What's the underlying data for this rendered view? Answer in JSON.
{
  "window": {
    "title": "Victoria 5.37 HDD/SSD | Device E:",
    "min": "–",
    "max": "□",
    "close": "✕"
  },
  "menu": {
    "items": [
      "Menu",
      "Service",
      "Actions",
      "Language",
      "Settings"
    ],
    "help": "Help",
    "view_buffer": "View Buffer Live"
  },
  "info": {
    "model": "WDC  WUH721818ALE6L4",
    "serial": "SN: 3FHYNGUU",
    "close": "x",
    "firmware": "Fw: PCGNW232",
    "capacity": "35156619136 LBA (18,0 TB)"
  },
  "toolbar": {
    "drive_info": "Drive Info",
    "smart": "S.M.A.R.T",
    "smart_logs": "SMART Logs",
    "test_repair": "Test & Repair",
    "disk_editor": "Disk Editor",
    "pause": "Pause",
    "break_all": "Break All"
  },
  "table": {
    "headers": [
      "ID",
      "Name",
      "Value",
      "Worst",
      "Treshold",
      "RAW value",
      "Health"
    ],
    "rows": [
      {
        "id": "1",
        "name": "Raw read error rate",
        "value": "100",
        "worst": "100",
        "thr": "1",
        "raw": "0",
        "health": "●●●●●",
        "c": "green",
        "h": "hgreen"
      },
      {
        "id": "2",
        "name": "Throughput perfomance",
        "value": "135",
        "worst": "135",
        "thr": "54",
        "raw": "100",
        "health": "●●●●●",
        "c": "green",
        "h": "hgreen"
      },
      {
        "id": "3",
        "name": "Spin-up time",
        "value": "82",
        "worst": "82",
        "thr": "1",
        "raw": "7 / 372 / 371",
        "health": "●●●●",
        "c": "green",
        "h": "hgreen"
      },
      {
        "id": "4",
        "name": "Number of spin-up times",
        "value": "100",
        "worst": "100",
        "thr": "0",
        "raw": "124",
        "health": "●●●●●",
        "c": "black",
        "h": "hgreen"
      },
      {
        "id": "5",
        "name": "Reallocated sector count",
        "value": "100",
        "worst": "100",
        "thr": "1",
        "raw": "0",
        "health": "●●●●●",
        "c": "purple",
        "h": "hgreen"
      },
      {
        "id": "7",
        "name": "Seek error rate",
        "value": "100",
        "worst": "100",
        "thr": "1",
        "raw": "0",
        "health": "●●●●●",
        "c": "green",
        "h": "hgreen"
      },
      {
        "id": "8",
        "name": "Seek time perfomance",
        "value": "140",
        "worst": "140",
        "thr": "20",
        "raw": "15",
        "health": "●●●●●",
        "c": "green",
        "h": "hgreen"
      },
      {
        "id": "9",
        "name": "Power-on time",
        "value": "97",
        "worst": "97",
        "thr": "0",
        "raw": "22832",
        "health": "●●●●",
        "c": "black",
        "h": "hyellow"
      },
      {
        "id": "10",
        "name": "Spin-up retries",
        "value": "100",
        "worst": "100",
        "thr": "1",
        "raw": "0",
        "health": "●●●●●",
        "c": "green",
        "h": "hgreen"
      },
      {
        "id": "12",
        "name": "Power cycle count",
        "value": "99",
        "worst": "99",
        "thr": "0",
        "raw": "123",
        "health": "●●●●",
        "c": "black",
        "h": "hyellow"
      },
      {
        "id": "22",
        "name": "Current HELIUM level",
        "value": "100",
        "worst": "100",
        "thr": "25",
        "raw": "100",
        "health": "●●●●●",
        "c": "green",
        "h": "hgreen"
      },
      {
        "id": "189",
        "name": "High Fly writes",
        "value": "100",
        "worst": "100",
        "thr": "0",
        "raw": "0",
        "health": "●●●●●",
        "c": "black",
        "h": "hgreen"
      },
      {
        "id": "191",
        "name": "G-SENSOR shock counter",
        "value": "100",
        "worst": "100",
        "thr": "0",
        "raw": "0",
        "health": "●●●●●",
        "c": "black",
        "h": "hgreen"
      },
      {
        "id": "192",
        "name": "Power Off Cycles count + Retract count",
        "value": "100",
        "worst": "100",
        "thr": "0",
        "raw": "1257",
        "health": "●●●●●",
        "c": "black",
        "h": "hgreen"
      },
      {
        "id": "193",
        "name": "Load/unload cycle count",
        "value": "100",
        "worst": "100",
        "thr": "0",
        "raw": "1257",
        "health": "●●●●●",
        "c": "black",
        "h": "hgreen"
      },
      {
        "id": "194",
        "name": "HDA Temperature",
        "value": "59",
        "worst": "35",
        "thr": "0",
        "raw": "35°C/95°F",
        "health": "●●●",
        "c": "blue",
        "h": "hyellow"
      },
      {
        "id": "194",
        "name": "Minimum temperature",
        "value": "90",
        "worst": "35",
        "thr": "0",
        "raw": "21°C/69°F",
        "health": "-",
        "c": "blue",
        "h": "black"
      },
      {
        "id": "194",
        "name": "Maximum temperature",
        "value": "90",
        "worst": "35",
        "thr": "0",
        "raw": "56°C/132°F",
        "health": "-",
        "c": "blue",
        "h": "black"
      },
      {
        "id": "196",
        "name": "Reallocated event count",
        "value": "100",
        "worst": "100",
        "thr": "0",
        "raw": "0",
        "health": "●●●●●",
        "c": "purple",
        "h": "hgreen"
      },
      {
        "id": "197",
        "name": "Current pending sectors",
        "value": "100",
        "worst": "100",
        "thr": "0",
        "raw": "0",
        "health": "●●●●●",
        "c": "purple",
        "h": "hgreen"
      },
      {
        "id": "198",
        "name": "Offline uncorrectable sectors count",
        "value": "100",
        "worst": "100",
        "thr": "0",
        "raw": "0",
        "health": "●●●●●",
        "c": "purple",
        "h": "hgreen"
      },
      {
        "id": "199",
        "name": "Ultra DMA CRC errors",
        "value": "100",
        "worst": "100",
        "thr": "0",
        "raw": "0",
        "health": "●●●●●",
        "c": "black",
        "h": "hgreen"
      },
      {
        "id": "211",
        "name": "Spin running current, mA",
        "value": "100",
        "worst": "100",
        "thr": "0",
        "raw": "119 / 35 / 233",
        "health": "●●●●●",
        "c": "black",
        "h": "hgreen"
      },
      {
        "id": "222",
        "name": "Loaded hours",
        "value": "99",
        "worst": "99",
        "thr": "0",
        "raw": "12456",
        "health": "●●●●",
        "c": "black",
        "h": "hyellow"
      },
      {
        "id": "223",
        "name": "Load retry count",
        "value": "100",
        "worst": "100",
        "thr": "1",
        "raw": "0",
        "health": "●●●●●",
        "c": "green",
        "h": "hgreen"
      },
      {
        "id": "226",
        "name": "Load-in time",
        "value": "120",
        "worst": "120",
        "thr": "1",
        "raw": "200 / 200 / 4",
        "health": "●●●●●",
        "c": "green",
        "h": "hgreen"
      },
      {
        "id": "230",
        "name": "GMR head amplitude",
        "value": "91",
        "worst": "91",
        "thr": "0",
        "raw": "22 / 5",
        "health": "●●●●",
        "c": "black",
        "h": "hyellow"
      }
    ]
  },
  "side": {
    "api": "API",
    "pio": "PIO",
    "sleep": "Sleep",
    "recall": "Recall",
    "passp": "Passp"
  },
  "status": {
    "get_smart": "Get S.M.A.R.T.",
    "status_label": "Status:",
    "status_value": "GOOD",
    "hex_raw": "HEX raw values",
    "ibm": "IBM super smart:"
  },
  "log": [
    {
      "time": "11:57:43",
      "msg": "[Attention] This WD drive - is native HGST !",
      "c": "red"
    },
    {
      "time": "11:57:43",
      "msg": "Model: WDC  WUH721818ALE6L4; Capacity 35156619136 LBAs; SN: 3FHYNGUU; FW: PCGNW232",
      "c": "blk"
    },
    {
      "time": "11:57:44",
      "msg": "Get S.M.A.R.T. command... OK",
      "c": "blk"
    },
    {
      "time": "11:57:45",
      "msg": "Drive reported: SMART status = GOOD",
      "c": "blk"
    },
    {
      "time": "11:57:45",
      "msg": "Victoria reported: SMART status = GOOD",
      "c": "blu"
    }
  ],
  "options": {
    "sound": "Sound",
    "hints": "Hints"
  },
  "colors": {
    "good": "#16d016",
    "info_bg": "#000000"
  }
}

------

• **Task**
Working from the listing above, pick out every line that has "Reallocated" and copy it.

• **Result**
        "name": "Reallocated sector count",
        "name": "Reallocated event count",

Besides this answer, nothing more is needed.